:: Текст упражнения ::
-- -- --

Гамсун и Стрёмме обсуждали вопрос о том, что Гамсуну следует стремиться стать более гибким и раскованным. Такой вывод сделал доктор, проанализировав тот самый сон, который Гамсун рассказал ему. Тот сон, в котором был туго спеленутый младенец, который не мог пошевелиться. Психоаналитик разъяснил ему, что здесь речь идет отчасти о самом Гамсуне. При этом он обратил особое внимание и на другой сон пациента: он находится в каком-то доме. Вдруг приходят цыгане. Один из них стучится в окно, чтобы его впустили, ведь он пришел отнюдь не за подаянием, он хочет сообщить им нечто очень важное. Войдя в дом, цыган вонзает ему в горло булавку, причем только для того, чтобы посмотреть, как долго он сможет выдержать боль. При этом цыган сохраняет невозмутимое выражение лица. Один человек, к которому Гамсун относился с уважением и доверием, вызвался помочь выгнать цыгана из дома. Они нашли большие железные палки, и тут, к большому его удивлению, его помощник вступил в какие-то переговоры с цыганом. А дальше, как вспоминает Гамсун, он сам начал царапать свою ногу булавкой, и вдруг она входит в ногу. Он пытается ее вытащить, но это ему не удается. А потом она как-то сама собой выходит из ноги[337].
Такой сон просто клад, истинная находка для психоаналитика. И откровение для пациента.
Ведь здесь, в этом сне встречаются и сталкиваются противоборствующие силы. Вечный странник — и собственник, живущий на принадлежащей ему земле. Беспорядочное и упорядоченное. Поэт против крестьянина. Фантазия против здравого смысла. Творчество против дипломатии.

-- -- --

[Данные для понимания документов]
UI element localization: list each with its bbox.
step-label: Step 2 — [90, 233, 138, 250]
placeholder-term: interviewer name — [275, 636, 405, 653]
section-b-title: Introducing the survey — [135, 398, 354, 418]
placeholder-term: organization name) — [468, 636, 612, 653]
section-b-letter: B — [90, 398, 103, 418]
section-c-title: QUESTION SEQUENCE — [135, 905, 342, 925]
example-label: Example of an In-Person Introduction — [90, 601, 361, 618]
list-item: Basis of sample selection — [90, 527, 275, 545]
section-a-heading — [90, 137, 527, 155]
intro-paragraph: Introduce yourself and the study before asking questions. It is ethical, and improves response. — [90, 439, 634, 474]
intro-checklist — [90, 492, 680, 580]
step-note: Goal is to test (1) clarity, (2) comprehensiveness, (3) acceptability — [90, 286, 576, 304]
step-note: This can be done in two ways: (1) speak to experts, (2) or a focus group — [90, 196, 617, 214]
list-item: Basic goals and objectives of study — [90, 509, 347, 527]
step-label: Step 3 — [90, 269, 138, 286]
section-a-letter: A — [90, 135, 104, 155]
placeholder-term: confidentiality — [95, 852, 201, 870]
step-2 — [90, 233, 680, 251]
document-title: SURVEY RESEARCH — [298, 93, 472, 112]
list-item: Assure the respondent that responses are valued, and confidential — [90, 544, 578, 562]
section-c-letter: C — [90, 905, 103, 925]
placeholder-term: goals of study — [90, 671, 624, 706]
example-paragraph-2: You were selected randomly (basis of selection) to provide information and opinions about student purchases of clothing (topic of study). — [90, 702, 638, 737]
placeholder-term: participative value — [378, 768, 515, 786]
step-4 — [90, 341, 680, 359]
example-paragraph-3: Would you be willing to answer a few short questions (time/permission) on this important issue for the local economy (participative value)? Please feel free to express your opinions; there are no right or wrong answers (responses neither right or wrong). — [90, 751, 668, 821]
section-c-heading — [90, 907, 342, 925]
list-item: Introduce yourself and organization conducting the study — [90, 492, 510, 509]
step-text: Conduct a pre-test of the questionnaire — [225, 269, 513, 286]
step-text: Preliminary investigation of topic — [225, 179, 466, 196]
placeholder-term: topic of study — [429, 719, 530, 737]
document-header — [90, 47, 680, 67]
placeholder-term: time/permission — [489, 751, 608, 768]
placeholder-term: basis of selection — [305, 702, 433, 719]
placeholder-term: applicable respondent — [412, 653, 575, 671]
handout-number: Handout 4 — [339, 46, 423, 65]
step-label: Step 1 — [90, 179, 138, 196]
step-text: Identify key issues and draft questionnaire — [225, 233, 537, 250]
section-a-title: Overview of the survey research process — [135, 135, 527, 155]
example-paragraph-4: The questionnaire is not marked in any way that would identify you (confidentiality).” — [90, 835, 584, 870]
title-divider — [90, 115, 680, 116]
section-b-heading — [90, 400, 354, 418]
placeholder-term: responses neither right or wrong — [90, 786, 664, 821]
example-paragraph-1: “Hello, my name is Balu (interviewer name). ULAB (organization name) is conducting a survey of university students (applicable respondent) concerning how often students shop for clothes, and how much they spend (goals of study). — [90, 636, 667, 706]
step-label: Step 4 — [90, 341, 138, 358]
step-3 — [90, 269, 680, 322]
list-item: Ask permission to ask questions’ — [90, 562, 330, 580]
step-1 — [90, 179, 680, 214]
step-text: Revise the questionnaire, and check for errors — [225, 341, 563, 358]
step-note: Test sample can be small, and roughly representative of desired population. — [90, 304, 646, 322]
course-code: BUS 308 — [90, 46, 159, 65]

-- -- --

:: Задание A ::
Перечислите все пары противоборствующих сил, которые текст о снах Гамсуна называет после слов «встречаются и сталкиваются противоборствующие силы».
:: Задание B ::
Дословно воспроизведите фрагмент текста о снах Гамсуна, начиная со слов «Ведь здесь, в» и продолжая до слов «Творчество против дипломатии.» включительно.
Записи никак не связаны с текстом.

:: Ваше решение A ::
- вечный странник и собственник, живущий на принадлежащей ему земле
- беспорядочное и упорядоченное
- поэт и крестьянин
- фантазия и здравый смысл
- творчество и дипломатия

:: Ваше решение B ::
Ведь здесь, в этом сне встречаются и сталкиваются противоборствующие силы. Вечный странник — и собственник, живущий на принадлежащей ему земле. Беспорядочное и упорядоченное. Поэт против крестьянина. Фантазия против здравого смысла. Творчество против дипломатии.